■ **WHAT YOU ARE ASKED TO DO**
Repeat the entire listing exactly as written.

■ **DATASET**

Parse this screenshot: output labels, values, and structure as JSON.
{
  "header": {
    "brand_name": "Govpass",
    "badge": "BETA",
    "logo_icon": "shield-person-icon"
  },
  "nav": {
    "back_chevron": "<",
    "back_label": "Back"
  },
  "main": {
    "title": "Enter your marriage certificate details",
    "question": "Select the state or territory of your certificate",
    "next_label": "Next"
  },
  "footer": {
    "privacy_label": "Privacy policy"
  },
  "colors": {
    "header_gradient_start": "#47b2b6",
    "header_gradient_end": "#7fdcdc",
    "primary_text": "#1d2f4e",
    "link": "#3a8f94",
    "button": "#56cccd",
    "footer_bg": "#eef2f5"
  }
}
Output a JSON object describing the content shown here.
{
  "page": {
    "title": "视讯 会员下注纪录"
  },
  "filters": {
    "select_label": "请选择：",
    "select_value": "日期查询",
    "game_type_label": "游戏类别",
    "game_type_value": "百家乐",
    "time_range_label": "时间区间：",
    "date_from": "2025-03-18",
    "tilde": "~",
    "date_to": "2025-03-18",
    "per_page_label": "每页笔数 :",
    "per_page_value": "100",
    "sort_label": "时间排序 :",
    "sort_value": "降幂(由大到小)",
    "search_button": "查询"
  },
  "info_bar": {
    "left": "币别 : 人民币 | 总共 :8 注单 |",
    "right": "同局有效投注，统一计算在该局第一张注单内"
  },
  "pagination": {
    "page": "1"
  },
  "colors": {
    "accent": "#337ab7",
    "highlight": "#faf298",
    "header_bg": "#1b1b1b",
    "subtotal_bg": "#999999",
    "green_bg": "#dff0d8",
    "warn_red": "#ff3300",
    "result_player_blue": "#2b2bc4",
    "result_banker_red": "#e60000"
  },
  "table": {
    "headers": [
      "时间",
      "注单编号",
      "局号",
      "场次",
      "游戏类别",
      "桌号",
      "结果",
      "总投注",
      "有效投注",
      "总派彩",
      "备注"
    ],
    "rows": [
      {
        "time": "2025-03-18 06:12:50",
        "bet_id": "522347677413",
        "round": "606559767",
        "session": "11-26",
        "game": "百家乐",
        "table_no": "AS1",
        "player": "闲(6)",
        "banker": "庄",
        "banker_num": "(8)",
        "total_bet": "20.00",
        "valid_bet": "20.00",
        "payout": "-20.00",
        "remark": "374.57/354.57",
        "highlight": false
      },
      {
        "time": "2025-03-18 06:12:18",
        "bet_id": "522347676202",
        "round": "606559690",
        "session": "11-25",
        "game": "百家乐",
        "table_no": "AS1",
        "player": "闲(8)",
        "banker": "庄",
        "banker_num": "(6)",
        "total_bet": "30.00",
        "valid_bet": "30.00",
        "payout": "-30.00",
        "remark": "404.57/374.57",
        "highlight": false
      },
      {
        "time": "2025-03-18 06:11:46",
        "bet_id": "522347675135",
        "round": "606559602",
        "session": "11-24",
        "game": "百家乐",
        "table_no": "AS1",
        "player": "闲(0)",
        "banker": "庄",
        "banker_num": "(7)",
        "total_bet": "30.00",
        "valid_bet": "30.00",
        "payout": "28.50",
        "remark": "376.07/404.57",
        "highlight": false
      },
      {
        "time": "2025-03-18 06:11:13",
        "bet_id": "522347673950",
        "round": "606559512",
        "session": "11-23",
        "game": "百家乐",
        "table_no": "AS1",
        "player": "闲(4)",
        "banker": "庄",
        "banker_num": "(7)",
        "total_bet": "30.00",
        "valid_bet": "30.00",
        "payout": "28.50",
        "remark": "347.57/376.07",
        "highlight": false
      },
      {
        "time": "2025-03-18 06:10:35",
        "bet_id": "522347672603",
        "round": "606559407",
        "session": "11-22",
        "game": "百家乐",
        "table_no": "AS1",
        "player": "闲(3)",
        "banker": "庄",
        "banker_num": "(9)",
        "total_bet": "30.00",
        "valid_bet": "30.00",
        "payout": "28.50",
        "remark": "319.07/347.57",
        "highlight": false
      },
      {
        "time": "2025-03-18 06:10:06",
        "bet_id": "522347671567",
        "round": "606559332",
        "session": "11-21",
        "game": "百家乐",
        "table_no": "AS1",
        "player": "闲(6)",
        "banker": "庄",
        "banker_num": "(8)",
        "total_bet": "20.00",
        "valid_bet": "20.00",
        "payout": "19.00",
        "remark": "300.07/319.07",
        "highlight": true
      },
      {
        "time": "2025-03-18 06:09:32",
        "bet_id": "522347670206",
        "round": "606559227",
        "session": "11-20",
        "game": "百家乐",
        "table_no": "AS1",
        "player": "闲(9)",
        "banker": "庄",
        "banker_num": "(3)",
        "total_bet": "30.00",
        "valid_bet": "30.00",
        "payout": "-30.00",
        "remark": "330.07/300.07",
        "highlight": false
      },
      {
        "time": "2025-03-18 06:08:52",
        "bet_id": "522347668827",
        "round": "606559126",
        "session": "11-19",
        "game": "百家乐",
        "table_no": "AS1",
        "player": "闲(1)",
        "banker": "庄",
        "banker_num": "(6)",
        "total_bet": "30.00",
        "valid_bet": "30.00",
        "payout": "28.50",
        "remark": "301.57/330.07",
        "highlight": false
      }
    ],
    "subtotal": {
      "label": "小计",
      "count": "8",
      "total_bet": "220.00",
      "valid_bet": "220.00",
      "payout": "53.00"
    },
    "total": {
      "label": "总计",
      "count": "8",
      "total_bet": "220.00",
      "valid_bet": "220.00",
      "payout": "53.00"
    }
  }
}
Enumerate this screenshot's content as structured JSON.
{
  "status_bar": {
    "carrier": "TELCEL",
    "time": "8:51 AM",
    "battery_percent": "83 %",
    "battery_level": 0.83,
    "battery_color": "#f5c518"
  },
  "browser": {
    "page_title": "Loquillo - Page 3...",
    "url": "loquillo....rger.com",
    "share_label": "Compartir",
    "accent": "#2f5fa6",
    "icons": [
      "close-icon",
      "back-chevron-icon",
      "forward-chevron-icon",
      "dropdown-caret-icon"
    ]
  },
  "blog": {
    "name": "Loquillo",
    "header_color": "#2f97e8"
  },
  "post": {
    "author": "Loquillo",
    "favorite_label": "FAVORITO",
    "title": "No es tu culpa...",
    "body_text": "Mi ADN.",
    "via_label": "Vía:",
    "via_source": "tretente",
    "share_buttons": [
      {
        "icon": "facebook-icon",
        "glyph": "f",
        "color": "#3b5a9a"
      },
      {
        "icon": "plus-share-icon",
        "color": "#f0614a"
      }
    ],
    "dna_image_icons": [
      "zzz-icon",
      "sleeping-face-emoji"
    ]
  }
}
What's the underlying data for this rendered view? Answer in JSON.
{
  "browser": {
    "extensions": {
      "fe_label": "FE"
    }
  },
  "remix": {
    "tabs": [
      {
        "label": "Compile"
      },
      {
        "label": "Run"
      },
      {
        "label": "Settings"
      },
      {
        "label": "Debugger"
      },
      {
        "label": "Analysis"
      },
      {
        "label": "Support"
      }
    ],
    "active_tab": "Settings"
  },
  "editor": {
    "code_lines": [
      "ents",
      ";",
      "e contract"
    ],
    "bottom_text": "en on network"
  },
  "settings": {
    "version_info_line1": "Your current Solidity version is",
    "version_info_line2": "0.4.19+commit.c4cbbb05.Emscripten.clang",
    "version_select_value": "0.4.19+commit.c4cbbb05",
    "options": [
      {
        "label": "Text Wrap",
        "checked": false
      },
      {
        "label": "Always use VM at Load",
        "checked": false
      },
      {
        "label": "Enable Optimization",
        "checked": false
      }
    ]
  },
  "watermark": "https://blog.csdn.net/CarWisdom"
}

■ **THE COMPLETED TASK**
Parse this screenshot: output labels, values, and structure as JSON.
{
  "header": {
    "brand_name": "Govpass",
    "badge": "BETA",
    "logo_icon": "shield-person-icon"
  },
  "nav": {
    "back_chevron": "<",
    "back_label": "Back"
  },
  "main": {
    "title": "Enter your marriage certificate details",
    "question": "Select the state or territory of your certificate",
    "next_label": "Next"
  },
  "footer": {
    "privacy_label": "Privacy policy"
  },
  "colors": {
    "header_gradient_start": "#47b2b6",
    "header_gradient_end": "#7fdcdc",
    "primary_text": "#1d2f4e",
    "link": "#3a8f94",
    "button": "#56cccd",
    "footer_bg": "#eef2f5"
  }
}
Output a JSON object describing the content shown here.
{
  "page": {
    "title": "视讯 会员下注纪录"
  },
  "filters": {
    "select_label": "请选择：",
    "select_value": "日期查询",
    "game_type_label": "游戏类别",
    "game_type_value": "百家乐",
    "time_range_label": "时间区间：",
    "date_from": "2025-03-18",
    "tilde": "~",
    "date_to": "2025-03-18",
    "per_page_label": "每页笔数 :",
    "per_page_value": "100",
    "sort_label": "时间排序 :",
    "sort_value": "降幂(由大到小)",
    "search_button": "查询"
  },
  "info_bar": {
    "left": "币别 : 人民币 | 总共 :8 注单 |",
    "right": "同局有效投注，统一计算在该局第一张注单内"
  },
  "pagination": {
    "page": "1"
  },
  "colors": {
    "accent": "#337ab7",
    "highlight": "#faf298",
    "header_bg": "#1b1b1b",
    "subtotal_bg": "#999999",
    "green_bg": "#dff0d8",
    "warn_red": "#ff3300",
    "result_player_blue": "#2b2bc4",
    "result_banker_red": "#e60000"
  },
  "table": {
    "headers": [
      "时间",
      "注单编号",
      "局号",
      "场次",
      "游戏类别",
      "桌号",
      "结果",
      "总投注",
      "有效投注",
      "总派彩",
      "备注"
    ],
    "rows": [
      {
        "time": "2025-03-18 06:12:50",
        "bet_id": "522347677413",
        "round": "606559767",
        "session": "11-26",
        "game": "百家乐",
        "table_no": "AS1",
        "player": "闲(6)",
        "banker": "庄",
        "banker_num": "(8)",
        "total_bet": "20.00",
        "valid_bet": "20.00",
        "payout": "-20.00",
        "remark": "374.57/354.57",
        "highlight": false
      },
      {
        "time": "2025-03-18 06:12:18",
        "bet_id": "522347676202",
        "round": "606559690",
        "session": "11-25",
        "game": "百家乐",
        "table_no": "AS1",
        "player": "闲(8)",
        "banker": "庄",
        "banker_num": "(6)",
        "total_bet": "30.00",
        "valid_bet": "30.00",
        "payout": "-30.00",
        "remark": "404.57/374.57",
        "highlight": false
      },
      {
        "time": "2025-03-18 06:11:46",
        "bet_id": "522347675135",
        "round": "606559602",
        "session": "11-24",
        "game": "百家乐",
        "table_no": "AS1",
        "player": "闲(0)",
        "banker": "庄",
        "banker_num": "(7)",
        "total_bet": "30.00",
        "valid_bet": "30.00",
        "payout": "28.50",
        "remark": "376.07/404.57",
        "highlight": false
      },
      {
        "time": "2025-03-18 06:11:13",
        "bet_id": "522347673950",
        "round": "606559512",
        "session": "11-23",
        "game": "百家乐",
        "table_no": "AS1",
        "player": "闲(4)",
        "banker": "庄",
        "banker_num": "(7)",
        "total_bet": "30.00",
        "valid_bet": "30.00",
        "payout": "28.50",
        "remark": "347.57/376.07",
        "highlight": false
      },
      {
        "time": "2025-03-18 06:10:35",
        "bet_id": "522347672603",
        "round": "606559407",
        "session": "11-22",
        "game": "百家乐",
        "table_no": "AS1",
        "player": "闲(3)",
        "banker": "庄",
        "banker_num": "(9)",
        "total_bet": "30.00",
        "valid_bet": "30.00",
        "payout": "28.50",
        "remark": "319.07/347.57",
        "highlight": false
      },
      {
        "time": "2025-03-18 06:10:06",
        "bet_id": "522347671567",
        "round": "606559332",
        "session": "11-21",
        "game": "百家乐",
        "table_no": "AS1",
        "player": "闲(6)",
        "banker": "庄",
        "banker_num": "(8)",
        "total_bet": "20.00",
        "valid_bet": "20.00",
        "payout": "19.00",
        "remark": "300.07/319.07",
        "highlight": true
      },
      {
        "time": "2025-03-18 06:09:32",
        "bet_id": "522347670206",
        "round": "606559227",
        "session": "11-20",
        "game": "百家乐",
        "table_no": "AS1",
        "player": "闲(9)",
        "banker": "庄",
        "banker_num": "(3)",
        "total_bet": "30.00",
        "valid_bet": "30.00",
        "payout": "-30.00",
        "remark": "330.07/300.07",
        "highlight": false
      },
      {
        "time": "2025-03-18 06:08:52",
        "bet_id": "522347668827",
        "round": "606559126",
        "session": "11-19",
        "game": "百家乐",
        "table_no": "AS1",
        "player": "闲(1)",
        "banker": "庄",
        "banker_num": "(6)",
        "total_bet": "30.00",
        "valid_bet": "30.00",
        "payout": "28.50",
        "remark": "301.57/330.07",
        "highlight": false
      }
    ],
    "subtotal": {
      "label": "小计",
      "count": "8",
      "total_bet": "220.00",
      "valid_bet": "220.00",
      "payout": "53.00"
    },
    "total": {
      "label": "总计",
      "count": "8",
      "total_bet": "220.00",
      "valid_bet": "220.00",
      "payout": "53.00"
    }
  }
}
Enumerate this screenshot's content as structured JSON.
{
  "status_bar": {
    "carrier": "TELCEL",
    "time": "8:51 AM",
    "battery_percent": "83 %",
    "battery_level": 0.83,
    "battery_color": "#f5c518"
  },
  "browser": {
    "page_title": "Loquillo - Page 3...",
    "url": "loquillo....rger.com",
    "share_label": "Compartir",
    "accent": "#2f5fa6",
    "icons": [
      "close-icon",
      "back-chevron-icon",
      "forward-chevron-icon",
      "dropdown-caret-icon"
    ]
  },
  "blog": {
    "name": "Loquillo",
    "header_color": "#2f97e8"
  },
  "post": {
    "author": "Loquillo",
    "favorite_label": "FAVORITO",
    "title": "No es tu culpa...",
    "body_text": "Mi ADN.",
    "via_label": "Vía:",
    "via_source": "tretente",
    "share_buttons": [
      {
        "icon": "facebook-icon",
        "glyph": "f",
        "color": "#3b5a9a"
      },
      {
        "icon": "plus-share-icon",
        "color": "#f0614a"
      }
    ],
    "dna_image_icons": [
      "zzz-icon",
      "sleeping-face-emoji"
    ]
  }
}
What's the underlying data for this rendered view? Answer in JSON.
{
  "browser": {
    "extensions": {
      "fe_label": "FE"
    }
  },
  "remix": {
    "tabs": [
      {
        "label": "Compile"
      },
      {
        "label": "Run"
      },
      {
        "label": "Settings"
      },
      {
        "label": "Debugger"
      },
      {
        "label": "Analysis"
      },
      {
        "label": "Support"
      }
    ],
    "active_tab": "Settings"
  },
  "editor": {
    "code_lines": [
      "ents",
      ";",
      "e contract"
    ],
    "bottom_text": "en on network"
  },
  "settings": {
    "version_info_line1": "Your current Solidity version is",
    "version_info_line2": "0.4.19+commit.c4cbbb05.Emscripten.clang",
    "version_select_value": "0.4.19+commit.c4cbbb05",
    "options": [
      {
        "label": "Text Wrap",
        "checked": false
      },
      {
        "label": "Always use VM at Load",
        "checked": false
      },
      {
        "label": "Enable Optimization",
        "checked": false
      }
    ]
  },
  "watermark": "https://blog.csdn.net/CarWisdom"
}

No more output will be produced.